#### WHAT YOU WILL DO
Find the lines that hold "shared". Report only how many there are.

#### RECORD EXCERPTS
■ ■ ■ ■ ■ ■ ■
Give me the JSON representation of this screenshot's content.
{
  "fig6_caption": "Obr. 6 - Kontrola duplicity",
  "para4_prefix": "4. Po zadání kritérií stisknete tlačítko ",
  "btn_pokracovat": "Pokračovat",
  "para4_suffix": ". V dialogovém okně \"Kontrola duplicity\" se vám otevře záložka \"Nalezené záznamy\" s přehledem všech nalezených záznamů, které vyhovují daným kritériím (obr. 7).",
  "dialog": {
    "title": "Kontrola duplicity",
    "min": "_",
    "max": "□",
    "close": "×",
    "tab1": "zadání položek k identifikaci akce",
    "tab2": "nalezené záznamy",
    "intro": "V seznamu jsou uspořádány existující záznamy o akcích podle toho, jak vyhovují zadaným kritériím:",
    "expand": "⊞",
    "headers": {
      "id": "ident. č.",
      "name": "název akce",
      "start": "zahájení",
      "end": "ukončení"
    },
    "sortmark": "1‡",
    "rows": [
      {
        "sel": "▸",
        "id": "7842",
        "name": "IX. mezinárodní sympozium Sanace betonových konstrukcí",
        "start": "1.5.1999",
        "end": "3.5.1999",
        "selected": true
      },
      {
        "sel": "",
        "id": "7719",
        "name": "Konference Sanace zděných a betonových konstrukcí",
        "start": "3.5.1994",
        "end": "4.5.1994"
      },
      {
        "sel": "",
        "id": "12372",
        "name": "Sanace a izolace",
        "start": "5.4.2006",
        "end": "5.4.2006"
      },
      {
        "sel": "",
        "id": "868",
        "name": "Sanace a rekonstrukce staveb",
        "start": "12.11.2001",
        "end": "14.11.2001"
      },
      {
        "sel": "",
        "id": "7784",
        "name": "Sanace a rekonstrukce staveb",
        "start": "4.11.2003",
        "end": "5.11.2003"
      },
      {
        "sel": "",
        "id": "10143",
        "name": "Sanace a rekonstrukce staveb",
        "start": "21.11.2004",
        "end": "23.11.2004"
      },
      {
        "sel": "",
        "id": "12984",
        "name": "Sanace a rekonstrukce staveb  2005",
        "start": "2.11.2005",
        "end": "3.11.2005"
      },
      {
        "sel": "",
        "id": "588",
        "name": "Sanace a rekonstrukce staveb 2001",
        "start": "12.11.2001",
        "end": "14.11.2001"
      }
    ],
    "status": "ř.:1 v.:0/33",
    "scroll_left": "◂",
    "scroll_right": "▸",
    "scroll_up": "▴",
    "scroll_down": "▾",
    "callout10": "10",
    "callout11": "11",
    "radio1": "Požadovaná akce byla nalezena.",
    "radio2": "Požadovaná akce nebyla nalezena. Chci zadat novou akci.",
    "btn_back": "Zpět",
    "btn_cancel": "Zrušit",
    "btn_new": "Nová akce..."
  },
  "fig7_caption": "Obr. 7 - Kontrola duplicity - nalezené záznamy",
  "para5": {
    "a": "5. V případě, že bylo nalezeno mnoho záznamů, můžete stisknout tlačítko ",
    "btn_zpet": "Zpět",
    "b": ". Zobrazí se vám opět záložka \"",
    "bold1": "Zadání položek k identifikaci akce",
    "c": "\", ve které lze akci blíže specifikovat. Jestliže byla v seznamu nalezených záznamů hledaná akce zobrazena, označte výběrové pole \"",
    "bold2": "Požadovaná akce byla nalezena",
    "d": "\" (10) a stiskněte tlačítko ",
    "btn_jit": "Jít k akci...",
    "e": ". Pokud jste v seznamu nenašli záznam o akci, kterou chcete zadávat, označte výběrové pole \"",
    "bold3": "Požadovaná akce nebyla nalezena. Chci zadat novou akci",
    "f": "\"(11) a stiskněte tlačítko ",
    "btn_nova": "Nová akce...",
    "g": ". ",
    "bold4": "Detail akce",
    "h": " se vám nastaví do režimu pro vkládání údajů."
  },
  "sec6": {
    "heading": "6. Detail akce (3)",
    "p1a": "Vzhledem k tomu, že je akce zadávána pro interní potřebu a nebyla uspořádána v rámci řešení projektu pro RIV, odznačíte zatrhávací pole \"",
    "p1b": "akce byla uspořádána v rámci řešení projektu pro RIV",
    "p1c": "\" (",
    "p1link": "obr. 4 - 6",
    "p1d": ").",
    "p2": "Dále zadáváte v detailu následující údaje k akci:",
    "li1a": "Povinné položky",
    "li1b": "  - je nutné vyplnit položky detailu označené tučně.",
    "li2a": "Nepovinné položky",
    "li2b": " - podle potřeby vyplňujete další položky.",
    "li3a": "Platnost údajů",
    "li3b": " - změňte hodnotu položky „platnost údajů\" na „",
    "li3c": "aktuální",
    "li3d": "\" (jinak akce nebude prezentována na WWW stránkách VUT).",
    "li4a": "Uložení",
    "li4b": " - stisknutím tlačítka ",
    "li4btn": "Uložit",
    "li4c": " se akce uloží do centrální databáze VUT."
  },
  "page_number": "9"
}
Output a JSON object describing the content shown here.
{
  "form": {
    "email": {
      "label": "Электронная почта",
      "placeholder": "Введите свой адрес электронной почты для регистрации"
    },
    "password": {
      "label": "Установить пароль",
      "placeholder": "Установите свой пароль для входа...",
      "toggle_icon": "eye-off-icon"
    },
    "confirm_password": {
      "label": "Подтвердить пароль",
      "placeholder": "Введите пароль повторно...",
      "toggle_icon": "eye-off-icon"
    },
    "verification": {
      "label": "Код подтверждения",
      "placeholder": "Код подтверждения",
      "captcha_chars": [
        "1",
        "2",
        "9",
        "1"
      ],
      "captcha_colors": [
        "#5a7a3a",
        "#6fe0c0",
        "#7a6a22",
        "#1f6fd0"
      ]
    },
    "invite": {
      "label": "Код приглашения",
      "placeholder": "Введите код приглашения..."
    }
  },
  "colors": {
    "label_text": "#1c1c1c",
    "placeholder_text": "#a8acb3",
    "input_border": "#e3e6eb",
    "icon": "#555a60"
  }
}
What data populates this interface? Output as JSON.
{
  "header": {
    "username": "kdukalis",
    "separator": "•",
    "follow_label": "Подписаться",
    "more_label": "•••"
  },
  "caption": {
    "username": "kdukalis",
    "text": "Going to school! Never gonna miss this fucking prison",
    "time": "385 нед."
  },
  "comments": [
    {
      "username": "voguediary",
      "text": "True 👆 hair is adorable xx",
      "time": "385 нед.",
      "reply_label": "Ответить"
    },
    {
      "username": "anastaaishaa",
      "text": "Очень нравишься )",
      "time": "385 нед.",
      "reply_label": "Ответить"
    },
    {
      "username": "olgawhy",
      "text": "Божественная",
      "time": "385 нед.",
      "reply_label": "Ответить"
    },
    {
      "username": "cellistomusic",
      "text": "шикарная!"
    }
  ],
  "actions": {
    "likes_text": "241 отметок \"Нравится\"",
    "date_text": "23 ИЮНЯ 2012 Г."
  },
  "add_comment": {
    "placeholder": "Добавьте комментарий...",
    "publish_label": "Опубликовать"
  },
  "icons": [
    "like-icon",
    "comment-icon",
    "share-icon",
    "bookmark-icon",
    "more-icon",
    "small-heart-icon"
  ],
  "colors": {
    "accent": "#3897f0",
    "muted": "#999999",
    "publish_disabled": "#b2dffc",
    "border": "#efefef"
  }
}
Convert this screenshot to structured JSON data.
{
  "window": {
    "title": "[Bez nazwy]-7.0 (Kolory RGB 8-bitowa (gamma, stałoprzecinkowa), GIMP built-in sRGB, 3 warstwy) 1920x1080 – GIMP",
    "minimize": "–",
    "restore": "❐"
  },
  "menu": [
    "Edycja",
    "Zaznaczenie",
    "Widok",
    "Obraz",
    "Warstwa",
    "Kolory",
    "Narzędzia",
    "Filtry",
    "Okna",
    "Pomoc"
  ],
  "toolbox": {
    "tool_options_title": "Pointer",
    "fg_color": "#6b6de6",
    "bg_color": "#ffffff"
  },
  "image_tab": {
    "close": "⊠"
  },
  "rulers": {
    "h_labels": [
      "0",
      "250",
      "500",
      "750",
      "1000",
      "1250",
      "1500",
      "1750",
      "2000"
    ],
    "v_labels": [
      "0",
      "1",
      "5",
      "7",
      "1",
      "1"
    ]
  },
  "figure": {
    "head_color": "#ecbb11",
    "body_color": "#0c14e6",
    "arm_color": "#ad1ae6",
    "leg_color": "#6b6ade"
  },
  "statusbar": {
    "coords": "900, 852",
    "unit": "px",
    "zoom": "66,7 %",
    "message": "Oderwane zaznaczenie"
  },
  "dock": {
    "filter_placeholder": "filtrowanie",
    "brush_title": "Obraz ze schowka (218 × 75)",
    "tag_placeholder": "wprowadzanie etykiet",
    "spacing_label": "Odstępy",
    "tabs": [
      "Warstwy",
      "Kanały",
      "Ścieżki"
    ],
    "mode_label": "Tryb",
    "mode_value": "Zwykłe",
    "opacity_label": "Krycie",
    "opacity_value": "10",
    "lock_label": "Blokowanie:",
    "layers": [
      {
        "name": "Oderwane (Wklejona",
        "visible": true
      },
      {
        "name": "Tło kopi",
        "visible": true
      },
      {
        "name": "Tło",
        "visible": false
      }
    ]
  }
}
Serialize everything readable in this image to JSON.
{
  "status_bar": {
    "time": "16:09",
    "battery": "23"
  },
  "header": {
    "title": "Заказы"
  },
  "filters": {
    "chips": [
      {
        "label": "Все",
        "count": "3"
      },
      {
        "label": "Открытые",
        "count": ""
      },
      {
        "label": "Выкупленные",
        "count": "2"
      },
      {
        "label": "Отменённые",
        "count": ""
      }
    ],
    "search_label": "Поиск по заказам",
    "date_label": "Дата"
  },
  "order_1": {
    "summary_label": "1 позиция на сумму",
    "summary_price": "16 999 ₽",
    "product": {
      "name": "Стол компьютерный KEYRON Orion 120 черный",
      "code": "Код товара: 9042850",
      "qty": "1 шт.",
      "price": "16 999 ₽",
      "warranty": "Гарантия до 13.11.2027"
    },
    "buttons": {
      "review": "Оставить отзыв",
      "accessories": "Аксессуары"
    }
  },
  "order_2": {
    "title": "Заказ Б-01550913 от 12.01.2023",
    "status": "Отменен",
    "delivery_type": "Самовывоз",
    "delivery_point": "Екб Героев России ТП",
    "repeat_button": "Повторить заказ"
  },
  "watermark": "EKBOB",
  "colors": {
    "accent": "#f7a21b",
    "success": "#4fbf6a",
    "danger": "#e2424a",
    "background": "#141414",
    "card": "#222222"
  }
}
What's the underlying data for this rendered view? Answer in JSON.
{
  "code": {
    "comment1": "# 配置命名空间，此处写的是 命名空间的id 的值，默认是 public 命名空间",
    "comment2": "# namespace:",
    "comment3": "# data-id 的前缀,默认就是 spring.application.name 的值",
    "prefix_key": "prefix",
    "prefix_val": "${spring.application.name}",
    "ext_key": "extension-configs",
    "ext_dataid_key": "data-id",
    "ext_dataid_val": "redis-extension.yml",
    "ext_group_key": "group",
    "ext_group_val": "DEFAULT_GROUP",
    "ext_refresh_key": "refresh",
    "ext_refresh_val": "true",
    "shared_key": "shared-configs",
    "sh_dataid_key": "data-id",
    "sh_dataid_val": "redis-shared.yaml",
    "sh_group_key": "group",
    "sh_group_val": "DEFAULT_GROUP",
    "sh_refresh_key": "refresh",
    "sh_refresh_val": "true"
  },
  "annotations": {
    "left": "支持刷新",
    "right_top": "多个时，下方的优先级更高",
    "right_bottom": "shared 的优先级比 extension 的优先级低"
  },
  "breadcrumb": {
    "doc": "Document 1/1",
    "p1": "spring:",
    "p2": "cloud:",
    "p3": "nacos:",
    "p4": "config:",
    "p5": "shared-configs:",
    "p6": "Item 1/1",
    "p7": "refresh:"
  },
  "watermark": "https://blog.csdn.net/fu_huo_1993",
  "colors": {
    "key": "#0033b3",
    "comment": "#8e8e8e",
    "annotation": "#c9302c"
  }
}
■ ■ ■ ■ ■ ■ ■
#### COMPLETE ANSWER
4